DESCRIPTION OF THE TASK >>
Each record below must be returned exactly as shown.

GIVEN INFORMATION >>
■ ■ ■ ■
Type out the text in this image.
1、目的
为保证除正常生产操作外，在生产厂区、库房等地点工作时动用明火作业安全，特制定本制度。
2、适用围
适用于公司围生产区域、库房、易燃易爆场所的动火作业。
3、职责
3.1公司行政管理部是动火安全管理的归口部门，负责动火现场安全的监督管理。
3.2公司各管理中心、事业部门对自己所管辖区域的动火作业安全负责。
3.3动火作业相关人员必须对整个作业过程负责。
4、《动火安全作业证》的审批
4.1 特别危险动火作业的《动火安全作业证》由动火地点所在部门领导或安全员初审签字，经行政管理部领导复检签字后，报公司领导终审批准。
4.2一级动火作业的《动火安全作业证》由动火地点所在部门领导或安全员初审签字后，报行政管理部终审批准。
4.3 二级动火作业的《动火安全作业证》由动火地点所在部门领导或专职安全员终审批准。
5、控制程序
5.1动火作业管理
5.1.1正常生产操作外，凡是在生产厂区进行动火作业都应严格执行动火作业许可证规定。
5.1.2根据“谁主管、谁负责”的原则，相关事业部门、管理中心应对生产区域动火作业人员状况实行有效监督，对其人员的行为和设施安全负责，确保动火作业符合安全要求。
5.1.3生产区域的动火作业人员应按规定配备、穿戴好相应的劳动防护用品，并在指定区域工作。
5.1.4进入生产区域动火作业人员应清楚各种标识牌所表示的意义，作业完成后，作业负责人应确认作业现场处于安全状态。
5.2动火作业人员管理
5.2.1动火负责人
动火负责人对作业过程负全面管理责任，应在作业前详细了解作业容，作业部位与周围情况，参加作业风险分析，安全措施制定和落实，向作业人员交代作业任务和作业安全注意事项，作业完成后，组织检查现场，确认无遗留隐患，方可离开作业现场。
■ ■ ■ ■
EXPECTED ANSWER >>
Type out the text in this image.
1、目的
为保证除正常生产操作外，在生产厂区、库房等地点工作时动用明火作业安全，特制定本制度。
2、适用围
适用于公司围生产区域、库房、易燃易爆场所的动火作业。
3、职责
3.1公司行政管理部是动火安全管理的归口部门，负责动火现场安全的监督管理。
3.2公司各管理中心、事业部门对自己所管辖区域的动火作业安全负责。
3.3动火作业相关人员必须对整个作业过程负责。
4、《动火安全作业证》的审批
4.1 特别危险动火作业的《动火安全作业证》由动火地点所在部门领导或安全员初审签字，经行政管理部领导复检签字后，报公司领导终审批准。
4.2一级动火作业的《动火安全作业证》由动火地点所在部门领导或安全员初审签字后，报行政管理部终审批准。
4.3 二级动火作业的《动火安全作业证》由动火地点所在部门领导或专职安全员终审批准。
5、控制程序
5.1动火作业管理
5.1.1正常生产操作外，凡是在生产厂区进行动火作业都应严格执行动火作业许可证规定。
5.1.2根据“谁主管、谁负责”的原则，相关事业部门、管理中心应对生产区域动火作业人员状况实行有效监督，对其人员的行为和设施安全负责，确保动火作业符合安全要求。
5.1.3生产区域的动火作业人员应按规定配备、穿戴好相应的劳动防护用品，并在指定区域工作。
5.1.4进入生产区域动火作业人员应清楚各种标识牌所表示的意义，作业完成后，作业负责人应确认作业现场处于安全状态。
5.2动火作业人员管理
5.2.1动火负责人
动火负责人对作业过程负全面管理责任，应在作业前详细了解作业容，作业部位与周围情况，参加作业风险分析，安全措施制定和落实，向作业人员交代作业任务和作业安全注意事项，作业完成后，组织检查现场，确认无遗留隐患，方可离开作业现场。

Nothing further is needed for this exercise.